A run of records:
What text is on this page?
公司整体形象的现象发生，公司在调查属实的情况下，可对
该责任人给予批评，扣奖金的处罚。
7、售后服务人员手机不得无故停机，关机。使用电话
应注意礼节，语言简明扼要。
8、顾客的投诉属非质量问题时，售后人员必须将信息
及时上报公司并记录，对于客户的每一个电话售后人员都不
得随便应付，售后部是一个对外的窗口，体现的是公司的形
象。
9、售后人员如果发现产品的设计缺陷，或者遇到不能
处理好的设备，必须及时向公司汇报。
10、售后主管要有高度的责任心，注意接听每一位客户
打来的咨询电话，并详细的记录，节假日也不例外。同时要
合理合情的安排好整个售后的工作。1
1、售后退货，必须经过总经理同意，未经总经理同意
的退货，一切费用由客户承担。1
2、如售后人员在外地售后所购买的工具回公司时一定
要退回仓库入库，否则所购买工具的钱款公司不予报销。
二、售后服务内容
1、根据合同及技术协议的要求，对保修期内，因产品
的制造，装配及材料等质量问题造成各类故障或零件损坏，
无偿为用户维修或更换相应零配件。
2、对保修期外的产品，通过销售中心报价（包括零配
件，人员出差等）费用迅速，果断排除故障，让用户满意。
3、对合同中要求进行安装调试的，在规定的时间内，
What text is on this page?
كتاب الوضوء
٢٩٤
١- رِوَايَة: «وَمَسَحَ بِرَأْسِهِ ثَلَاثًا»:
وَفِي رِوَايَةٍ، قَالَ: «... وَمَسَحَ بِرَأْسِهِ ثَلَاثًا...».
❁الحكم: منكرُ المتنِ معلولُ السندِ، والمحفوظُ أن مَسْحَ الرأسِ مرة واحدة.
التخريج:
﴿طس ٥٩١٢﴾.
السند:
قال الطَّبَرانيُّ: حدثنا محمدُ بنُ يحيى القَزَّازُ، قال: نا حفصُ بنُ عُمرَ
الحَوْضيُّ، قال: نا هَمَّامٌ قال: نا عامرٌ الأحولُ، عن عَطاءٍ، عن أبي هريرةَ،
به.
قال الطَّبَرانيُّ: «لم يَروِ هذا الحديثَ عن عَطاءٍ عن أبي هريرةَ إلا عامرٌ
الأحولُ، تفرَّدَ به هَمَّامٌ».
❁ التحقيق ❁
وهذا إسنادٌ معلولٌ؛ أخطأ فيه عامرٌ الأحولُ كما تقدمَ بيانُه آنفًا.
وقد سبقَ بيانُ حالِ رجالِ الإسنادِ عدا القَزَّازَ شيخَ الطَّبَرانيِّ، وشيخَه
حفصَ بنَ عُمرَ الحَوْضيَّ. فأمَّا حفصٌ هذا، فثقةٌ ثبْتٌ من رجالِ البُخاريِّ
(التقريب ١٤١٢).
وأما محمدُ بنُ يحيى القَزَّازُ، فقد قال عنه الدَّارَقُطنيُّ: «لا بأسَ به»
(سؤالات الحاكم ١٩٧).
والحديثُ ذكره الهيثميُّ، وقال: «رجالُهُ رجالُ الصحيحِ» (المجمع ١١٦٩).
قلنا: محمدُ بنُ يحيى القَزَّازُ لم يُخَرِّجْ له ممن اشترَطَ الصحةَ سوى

[Direction] Where a line holds "يحيى", copy that line.

[Solution to the problem]
قال الطَّبَرانيُّ: حدثنا محمدُ بنُ يحيى القَزَّازُ، قال: نا حفصُ بنُ عُمرَ
وأما محمدُ بنُ يحيى القَزَّازُ، فقد قال عنه الدَّارَقُطنيُّ: «لا بأسَ به»
قلنا: محمدُ بنُ يحيى القَزَّازُ لم يُخَرِّجْ له ممن اشترَطَ الصحةَ سوى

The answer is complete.